**DATA PROVIDED**
************
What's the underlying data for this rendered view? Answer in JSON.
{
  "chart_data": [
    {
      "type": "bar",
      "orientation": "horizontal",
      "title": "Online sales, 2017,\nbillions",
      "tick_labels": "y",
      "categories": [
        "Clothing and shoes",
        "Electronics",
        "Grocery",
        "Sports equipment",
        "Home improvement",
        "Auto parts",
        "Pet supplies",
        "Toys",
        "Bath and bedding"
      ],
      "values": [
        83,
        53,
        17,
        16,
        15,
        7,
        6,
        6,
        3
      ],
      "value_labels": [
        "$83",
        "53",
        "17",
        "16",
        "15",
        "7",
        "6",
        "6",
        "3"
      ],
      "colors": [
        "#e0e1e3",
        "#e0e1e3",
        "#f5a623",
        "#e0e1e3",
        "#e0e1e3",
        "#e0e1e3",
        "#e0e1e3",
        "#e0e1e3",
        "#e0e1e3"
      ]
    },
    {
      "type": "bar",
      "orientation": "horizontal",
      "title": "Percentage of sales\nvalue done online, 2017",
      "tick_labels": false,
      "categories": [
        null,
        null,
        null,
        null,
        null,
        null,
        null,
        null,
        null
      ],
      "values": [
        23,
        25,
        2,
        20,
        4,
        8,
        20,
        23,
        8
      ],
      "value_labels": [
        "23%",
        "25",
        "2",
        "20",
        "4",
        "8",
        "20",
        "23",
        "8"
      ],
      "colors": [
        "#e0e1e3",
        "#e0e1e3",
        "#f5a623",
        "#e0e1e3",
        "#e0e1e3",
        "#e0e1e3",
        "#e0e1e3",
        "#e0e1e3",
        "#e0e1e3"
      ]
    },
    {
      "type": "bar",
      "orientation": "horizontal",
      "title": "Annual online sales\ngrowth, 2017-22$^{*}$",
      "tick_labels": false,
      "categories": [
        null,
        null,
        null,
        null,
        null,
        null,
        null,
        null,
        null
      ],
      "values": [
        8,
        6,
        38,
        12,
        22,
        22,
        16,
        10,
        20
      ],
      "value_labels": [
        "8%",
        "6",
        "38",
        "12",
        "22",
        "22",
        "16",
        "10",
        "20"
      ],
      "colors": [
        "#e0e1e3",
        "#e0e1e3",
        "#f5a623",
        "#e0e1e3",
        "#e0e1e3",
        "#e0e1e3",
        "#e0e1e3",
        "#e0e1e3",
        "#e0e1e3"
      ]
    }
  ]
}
************
Recopy the entries above in their entirety, exactly.

What's the underlying data for this rendered view? Answer in JSON.
{
  "chart_data": [
    {
      "type": "bar",
      "orientation": "horizontal",
      "title": "Online sales, 2017,\nbillions",
      "tick_labels": "y",
      "categories": [
        "Clothing and shoes",
        "Electronics",
        "Grocery",
        "Sports equipment",
        "Home improvement",
        "Auto parts",
        "Pet supplies",
        "Toys",
        "Bath and bedding"
      ],
      "values": [
        83,
        53,
        17,
        16,
        15,
        7,
        6,
        6,
        3
      ],
      "value_labels": [
        "$83",
        "53",
        "17",
        "16",
        "15",
        "7",
        "6",
        "6",
        "3"
      ],
      "colors": [
        "#e0e1e3",
        "#e0e1e3",
        "#f5a623",
        "#e0e1e3",
        "#e0e1e3",
        "#e0e1e3",
        "#e0e1e3",
        "#e0e1e3",
        "#e0e1e3"
      ]
    },
    {
      "type": "bar",
      "orientation": "horizontal",
      "title": "Percentage of sales\nvalue done online, 2017",
      "tick_labels": false,
      "categories": [
        null,
        null,
        null,
        null,
        null,
        null,
        null,
        null,
        null
      ],
      "values": [
        23,
        25,
        2,
        20,
        4,
        8,
        20,
        23,
        8
      ],
      "value_labels": [
        "23%",
        "25",
        "2",
        "20",
        "4",
        "8",
        "20",
        "23",
        "8"
      ],
      "colors": [
        "#e0e1e3",
        "#e0e1e3",
        "#f5a623",
        "#e0e1e3",
        "#e0e1e3",
        "#e0e1e3",
        "#e0e1e3",
        "#e0e1e3",
        "#e0e1e3"
      ]
    },
    {
      "type": "bar",
      "orientation": "horizontal",
      "title": "Annual online sales\ngrowth, 2017-22$^{*}$",
      "tick_labels": false,
      "categories": [
        null,
        null,
        null,
        null,
        null,
        null,
        null,
        null,
        null
      ],
      "values": [
        8,
        6,
        38,
        12,
        22,
        22,
        16,
        10,
        20
      ],
      "value_labels": [
        "8%",
        "6",
        "38",
        "12",
        "22",
        "22",
        "16",
        "10",
        "20"
      ],
      "colors": [
        "#e0e1e3",
        "#e0e1e3",
        "#f5a623",
        "#e0e1e3",
        "#e0e1e3",
        "#e0e1e3",
        "#e0e1e3",
        "#e0e1e3",
        "#e0e1e3"
      ]
    }
  ]
}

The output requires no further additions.